Look through the lines below and extract any with the word "yellow".

[BEGIN]

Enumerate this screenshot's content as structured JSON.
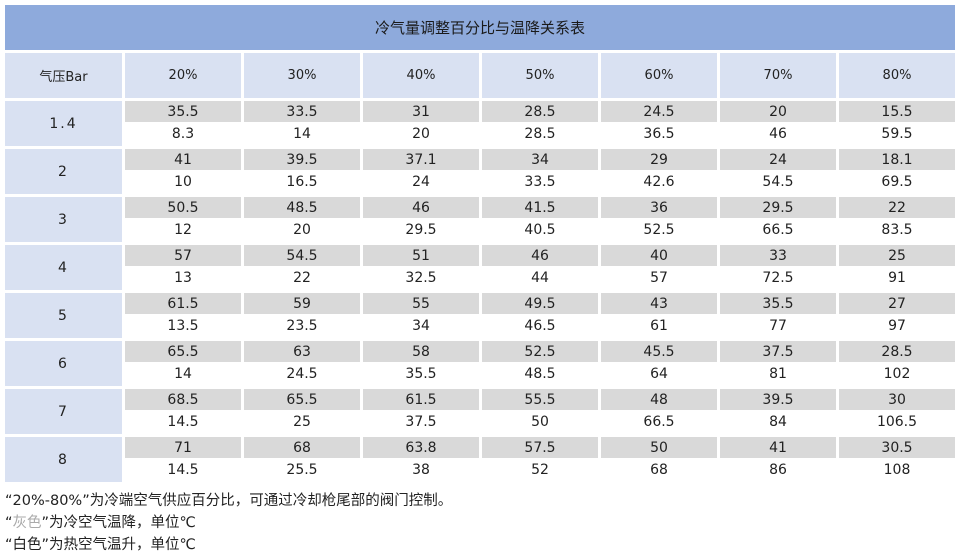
{
  "title": "冷气量调整百分比与温降关系表",
  "header": {
    "pressure_label": "气压Bar",
    "percents": [
      "20%",
      "30%",
      "40%",
      "50%",
      "60%",
      "70%",
      "80%"
    ]
  },
  "rows": [
    {
      "pressure": "1.4",
      "cold": [
        "35.5",
        "33.5",
        "31",
        "28.5",
        "24.5",
        "20",
        "15.5"
      ],
      "hot": [
        "8.3",
        "14",
        "20",
        "28.5",
        "36.5",
        "46",
        "59.5"
      ]
    },
    {
      "pressure": "2",
      "cold": [
        "41",
        "39.5",
        "37.1",
        "34",
        "29",
        "24",
        "18.1"
      ],
      "hot": [
        "10",
        "16.5",
        "24",
        "33.5",
        "42.6",
        "54.5",
        "69.5"
      ]
    },
    {
      "pressure": "3",
      "cold": [
        "50.5",
        "48.5",
        "46",
        "41.5",
        "36",
        "29.5",
        "22"
      ],
      "hot": [
        "12",
        "20",
        "29.5",
        "40.5",
        "52.5",
        "66.5",
        "83.5"
      ]
    },
    {
      "pressure": "4",
      "cold": [
        "57",
        "54.5",
        "51",
        "46",
        "40",
        "33",
        "25"
      ],
      "hot": [
        "13",
        "22",
        "32.5",
        "44",
        "57",
        "72.5",
        "91"
      ]
    },
    {
      "pressure": "5",
      "cold": [
        "61.5",
        "59",
        "55",
        "49.5",
        "43",
        "35.5",
        "27"
      ],
      "hot": [
        "13.5",
        "23.5",
        "34",
        "46.5",
        "61",
        "77",
        "97"
      ]
    },
    {
      "pressure": "6",
      "cold": [
        "65.5",
        "63",
        "58",
        "52.5",
        "45.5",
        "37.5",
        "28.5"
      ],
      "hot": [
        "14",
        "24.5",
        "35.5",
        "48.5",
        "64",
        "81",
        "102"
      ]
    },
    {
      "pressure": "7",
      "cold": [
        "68.5",
        "65.5",
        "61.5",
        "55.5",
        "48",
        "39.5",
        "30"
      ],
      "hot": [
        "14.5",
        "25",
        "37.5",
        "50",
        "66.5",
        "84",
        "106.5"
      ]
    },
    {
      "pressure": "8",
      "cold": [
        "71",
        "68",
        "63.8",
        "57.5",
        "50",
        "41",
        "30.5"
      ],
      "hot": [
        "14.5",
        "25.5",
        "38",
        "52",
        "68",
        "86",
        "108"
      ]
    }
  ],
  "notes": {
    "line1": "“20%-80%”为冷端空气供应百分比，可通过冷却枪尾部的阀门控制。",
    "line2_open": "“",
    "line2_gray": "灰色",
    "line2_rest": "”为冷空气温降，单位℃",
    "line3": "“白色”为热空气温升，单位℃"
  },
  "colors": {
    "title_bg": "#8eaadc",
    "header_bg": "#d9e1f2",
    "cold_bg": "#d9d9d9",
    "hot_bg": "#ffffff"
  }
}
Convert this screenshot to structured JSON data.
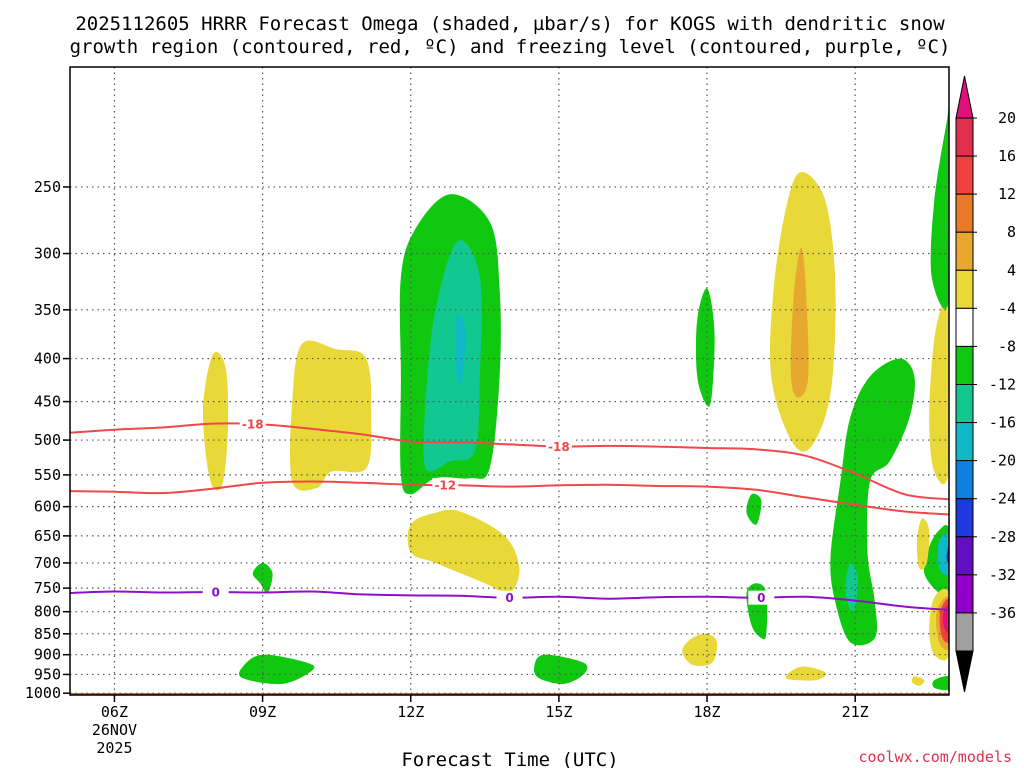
{
  "chart_data": {
    "type": "contour",
    "title_line1": "2025112605 HRRR Forecast Omega (shaded, µbar/s) for KOGS with dendritic snow",
    "title_line2": "growth region (contoured, red, ºC) and freezing level (contoured, purple, ºC)",
    "xlabel": "Forecast Time (UTC)",
    "x_ticks": [
      {
        "hour": 6,
        "label": "06Z",
        "sub1": "26NOV",
        "sub2": "2025"
      },
      {
        "hour": 9,
        "label": "09Z"
      },
      {
        "hour": 12,
        "label": "12Z"
      },
      {
        "hour": 15,
        "label": "15Z"
      },
      {
        "hour": 18,
        "label": "18Z"
      },
      {
        "hour": 21,
        "label": "21Z"
      }
    ],
    "xlim": [
      5.1,
      22.9
    ],
    "y_ticks": [
      250,
      300,
      350,
      400,
      450,
      500,
      550,
      600,
      650,
      700,
      750,
      800,
      850,
      900,
      950,
      1000
    ],
    "ylim": [
      180,
      1005
    ],
    "terrain_pressure": 1000,
    "colorbar": {
      "tick_labels": [
        "20",
        "16",
        "12",
        "8",
        "4",
        "-4",
        "-8",
        "-12",
        "-16",
        "-20",
        "-24",
        "-28",
        "-32",
        "-36"
      ],
      "colors": [
        "#f0f020",
        "#e03050",
        "#f04040",
        "#e87a28",
        "#e8a830",
        "#e8d838",
        "#ffffff",
        "#10c810",
        "#10c890",
        "#10b8c8",
        "#1080e0",
        "#2038e0",
        "#6010c0",
        "#9000c8",
        "#a0a0a0",
        "#000000"
      ],
      "top_arrow_color": "#e0107a",
      "bottom_arrow_color": "#000000"
    },
    "dgz_contours": [
      {
        "value": -18,
        "label": "-18",
        "color": "#f04848",
        "points": [
          [
            5.1,
            490
          ],
          [
            6.0,
            486
          ],
          [
            7.0,
            483
          ],
          [
            8.0,
            478
          ],
          [
            9.0,
            479
          ],
          [
            10.0,
            485
          ],
          [
            11.0,
            492
          ],
          [
            12.0,
            502
          ],
          [
            13.0,
            503
          ],
          [
            14.0,
            506
          ],
          [
            15.0,
            509
          ],
          [
            16.0,
            508
          ],
          [
            17.0,
            509
          ],
          [
            18.0,
            511
          ],
          [
            19.0,
            513
          ],
          [
            20.0,
            522
          ],
          [
            21.0,
            548
          ],
          [
            22.0,
            580
          ],
          [
            22.9,
            588
          ]
        ]
      },
      {
        "value": -12,
        "label": "-12",
        "color": "#f04848",
        "points": [
          [
            5.1,
            575
          ],
          [
            6.0,
            576
          ],
          [
            7.0,
            578
          ],
          [
            8.0,
            571
          ],
          [
            9.0,
            562
          ],
          [
            10.0,
            560
          ],
          [
            11.0,
            562
          ],
          [
            12.0,
            565
          ],
          [
            13.0,
            566
          ],
          [
            14.0,
            568
          ],
          [
            15.0,
            566
          ],
          [
            16.0,
            565
          ],
          [
            17.0,
            567
          ],
          [
            18.0,
            568
          ],
          [
            19.0,
            573
          ],
          [
            20.0,
            585
          ],
          [
            21.0,
            597
          ],
          [
            22.0,
            608
          ],
          [
            22.9,
            613
          ]
        ]
      }
    ],
    "freezing_contours": [
      {
        "value": 0,
        "label": "0",
        "color": "#9010c8",
        "points": [
          [
            5.1,
            760
          ],
          [
            6.0,
            757
          ],
          [
            7.0,
            759
          ],
          [
            8.0,
            758
          ],
          [
            9.0,
            759
          ],
          [
            10.0,
            757
          ],
          [
            11.0,
            763
          ],
          [
            12.0,
            765
          ],
          [
            13.0,
            766
          ],
          [
            14.0,
            770
          ],
          [
            15.0,
            768
          ],
          [
            16.0,
            772
          ],
          [
            17.0,
            769
          ],
          [
            18.0,
            768
          ],
          [
            19.0,
            770
          ],
          [
            20.0,
            768
          ],
          [
            21.0,
            776
          ],
          [
            22.0,
            789
          ],
          [
            22.9,
            796
          ]
        ]
      }
    ],
    "shaded_regions": [
      {
        "name": "yellow-0830",
        "color": "#e8d838",
        "points": [
          [
            8.0,
            395
          ],
          [
            8.25,
            410
          ],
          [
            8.3,
            480
          ],
          [
            8.2,
            560
          ],
          [
            8.0,
            570
          ],
          [
            7.85,
            520
          ],
          [
            7.8,
            450
          ]
        ]
      },
      {
        "name": "yellow-1030",
        "color": "#e8d838",
        "points": [
          [
            9.8,
            384
          ],
          [
            10.5,
            390
          ],
          [
            11.1,
            400
          ],
          [
            11.2,
            470
          ],
          [
            11.1,
            540
          ],
          [
            10.4,
            545
          ],
          [
            10.1,
            570
          ],
          [
            9.6,
            560
          ],
          [
            9.6,
            450
          ]
        ]
      },
      {
        "name": "green-1300",
        "color": "#10c810",
        "points": [
          [
            12.8,
            255
          ],
          [
            13.6,
            275
          ],
          [
            13.8,
            330
          ],
          [
            13.8,
            420
          ],
          [
            13.6,
            540
          ],
          [
            13.2,
            555
          ],
          [
            12.5,
            555
          ],
          [
            12.0,
            580
          ],
          [
            11.8,
            550
          ],
          [
            11.8,
            420
          ],
          [
            11.8,
            320
          ],
          [
            12.1,
            280
          ]
        ]
      },
      {
        "name": "teal-1300",
        "color": "#10c890",
        "points": [
          [
            12.95,
            290
          ],
          [
            13.4,
            320
          ],
          [
            13.4,
            420
          ],
          [
            13.3,
            515
          ],
          [
            12.8,
            530
          ],
          [
            12.3,
            540
          ],
          [
            12.3,
            450
          ],
          [
            12.5,
            350
          ]
        ]
      },
      {
        "name": "cyan-1300",
        "color": "#10b8c8",
        "points": [
          [
            12.95,
            355
          ],
          [
            13.1,
            370
          ],
          [
            13.05,
            420
          ],
          [
            12.95,
            425
          ],
          [
            12.9,
            380
          ]
        ]
      },
      {
        "name": "yellow-1330",
        "color": "#e8d838",
        "points": [
          [
            13.0,
            608
          ],
          [
            13.9,
            650
          ],
          [
            14.2,
            710
          ],
          [
            14.0,
            760
          ],
          [
            13.5,
            740
          ],
          [
            12.5,
            700
          ],
          [
            12.0,
            680
          ],
          [
            12.0,
            630
          ],
          [
            12.5,
            610
          ]
        ]
      },
      {
        "name": "green-1800",
        "color": "#10c810",
        "points": [
          [
            18.0,
            330
          ],
          [
            18.15,
            370
          ],
          [
            18.1,
            440
          ],
          [
            18.0,
            455
          ],
          [
            17.8,
            420
          ],
          [
            17.8,
            360
          ]
        ]
      },
      {
        "name": "yellow-2000",
        "color": "#e8d838",
        "points": [
          [
            19.9,
            240
          ],
          [
            20.4,
            260
          ],
          [
            20.6,
            330
          ],
          [
            20.5,
            440
          ],
          [
            20.1,
            510
          ],
          [
            19.7,
            500
          ],
          [
            19.3,
            420
          ],
          [
            19.35,
            330
          ],
          [
            19.6,
            265
          ]
        ]
      },
      {
        "name": "orange-2000",
        "color": "#e8a830",
        "points": [
          [
            19.9,
            295
          ],
          [
            20.0,
            330
          ],
          [
            20.05,
            420
          ],
          [
            19.85,
            445
          ],
          [
            19.7,
            420
          ],
          [
            19.75,
            340
          ]
        ]
      },
      {
        "name": "green-2130",
        "color": "#10c810",
        "points": [
          [
            21.9,
            400
          ],
          [
            22.2,
            420
          ],
          [
            22.1,
            470
          ],
          [
            21.7,
            530
          ],
          [
            21.3,
            560
          ],
          [
            21.25,
            680
          ],
          [
            21.4,
            780
          ],
          [
            21.4,
            860
          ],
          [
            20.9,
            870
          ],
          [
            20.6,
            780
          ],
          [
            20.5,
            690
          ],
          [
            20.7,
            560
          ],
          [
            20.9,
            470
          ],
          [
            21.3,
            420
          ]
        ]
      },
      {
        "name": "teal-2100",
        "color": "#10c890",
        "points": [
          [
            20.9,
            700
          ],
          [
            21.05,
            730
          ],
          [
            21.0,
            790
          ],
          [
            20.9,
            795
          ],
          [
            20.8,
            750
          ]
        ]
      },
      {
        "name": "yellow-2230",
        "color": "#e8d838",
        "points": [
          [
            22.8,
            340
          ],
          [
            22.9,
            340
          ],
          [
            22.9,
            540
          ],
          [
            22.6,
            545
          ],
          [
            22.5,
            470
          ],
          [
            22.6,
            380
          ]
        ]
      },
      {
        "name": "green-2300-top",
        "color": "#10c810",
        "points": [
          [
            22.85,
            210
          ],
          [
            22.9,
            210
          ],
          [
            22.9,
            340
          ],
          [
            22.55,
            320
          ],
          [
            22.6,
            260
          ]
        ]
      },
      {
        "name": "green-2300-mid",
        "color": "#10c810",
        "points": [
          [
            22.9,
            640
          ],
          [
            22.9,
            760
          ],
          [
            22.7,
            760
          ],
          [
            22.4,
            720
          ],
          [
            22.5,
            670
          ],
          [
            22.7,
            640
          ]
        ]
      },
      {
        "name": "cyan-2300",
        "color": "#10b8c8",
        "points": [
          [
            22.9,
            650
          ],
          [
            22.9,
            720
          ],
          [
            22.7,
            710
          ],
          [
            22.7,
            660
          ]
        ]
      },
      {
        "name": "blue-2300",
        "color": "#2038e0",
        "points": [
          [
            22.9,
            665
          ],
          [
            22.9,
            700
          ],
          [
            22.85,
            690
          ]
        ]
      },
      {
        "name": "yellow-2300-low",
        "color": "#e8d838",
        "points": [
          [
            22.9,
            760
          ],
          [
            22.9,
            900
          ],
          [
            22.6,
            900
          ],
          [
            22.5,
            840
          ],
          [
            22.6,
            770
          ]
        ]
      },
      {
        "name": "orange-2300-low",
        "color": "#e8a830",
        "points": [
          [
            22.9,
            770
          ],
          [
            22.9,
            880
          ],
          [
            22.7,
            870
          ],
          [
            22.65,
            800
          ]
        ]
      },
      {
        "name": "red-2300-low",
        "color": "#f04040",
        "points": [
          [
            22.9,
            775
          ],
          [
            22.9,
            865
          ],
          [
            22.75,
            855
          ],
          [
            22.72,
            800
          ]
        ]
      },
      {
        "name": "magenta-2300-low",
        "color": "#e0107a",
        "points": [
          [
            22.9,
            785
          ],
          [
            22.9,
            845
          ],
          [
            22.8,
            835
          ],
          [
            22.78,
            805
          ]
        ]
      },
      {
        "name": "yellow-2240",
        "color": "#e8d838",
        "points": [
          [
            22.35,
            620
          ],
          [
            22.5,
            640
          ],
          [
            22.45,
            700
          ],
          [
            22.3,
            710
          ],
          [
            22.25,
            660
          ]
        ]
      },
      {
        "name": "green-0910",
        "color": "#10c810",
        "points": [
          [
            9.0,
            700
          ],
          [
            9.2,
            720
          ],
          [
            9.1,
            760
          ],
          [
            8.95,
            740
          ],
          [
            8.8,
            720
          ]
        ]
      },
      {
        "name": "green-0930-low",
        "color": "#10c810",
        "points": [
          [
            9.0,
            900
          ],
          [
            9.9,
            920
          ],
          [
            10.0,
            940
          ],
          [
            9.4,
            975
          ],
          [
            8.6,
            960
          ],
          [
            8.6,
            930
          ]
        ]
      },
      {
        "name": "green-1500-low",
        "color": "#10c810",
        "points": [
          [
            14.7,
            900
          ],
          [
            15.5,
            920
          ],
          [
            15.5,
            950
          ],
          [
            15.1,
            975
          ],
          [
            14.6,
            960
          ],
          [
            14.5,
            930
          ]
        ]
      },
      {
        "name": "yellow-1800-low",
        "color": "#e8d838",
        "points": [
          [
            18.0,
            850
          ],
          [
            18.2,
            870
          ],
          [
            18.1,
            920
          ],
          [
            17.7,
            925
          ],
          [
            17.5,
            890
          ],
          [
            17.7,
            860
          ]
        ]
      },
      {
        "name": "green-1900",
        "color": "#10c810",
        "points": [
          [
            19.0,
            740
          ],
          [
            19.2,
            760
          ],
          [
            19.2,
            850
          ],
          [
            19.1,
            860
          ],
          [
            18.9,
            830
          ],
          [
            18.8,
            760
          ]
        ]
      },
      {
        "name": "green-1900-small",
        "color": "#10c810",
        "points": [
          [
            18.9,
            580
          ],
          [
            19.1,
            590
          ],
          [
            19.0,
            630
          ],
          [
            18.8,
            610
          ]
        ]
      },
      {
        "name": "yellow-2000-low",
        "color": "#e8d838",
        "points": [
          [
            19.9,
            930
          ],
          [
            20.4,
            945
          ],
          [
            20.2,
            965
          ],
          [
            19.6,
            960
          ]
        ]
      },
      {
        "name": "yellow-2250-low",
        "color": "#e8d838",
        "points": [
          [
            22.2,
            955
          ],
          [
            22.4,
            965
          ],
          [
            22.3,
            980
          ],
          [
            22.15,
            970
          ]
        ]
      },
      {
        "name": "green-2300-bottom",
        "color": "#10c810",
        "points": [
          [
            22.9,
            955
          ],
          [
            22.9,
            990
          ],
          [
            22.6,
            985
          ],
          [
            22.6,
            965
          ]
        ]
      }
    ]
  },
  "credit": "coolwx.com/models"
}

[END]

Exercise result:
        "name": "yellow-0830",
        "name": "yellow-1030",
        "name": "yellow-1330",
        "name": "yellow-2000",
        "name": "yellow-2230",
        "name": "yellow-2300-low",
        "name": "yellow-2240",
        "name": "yellow-1800-low",
        "name": "yellow-2000-low",
        "name": "yellow-2250-low",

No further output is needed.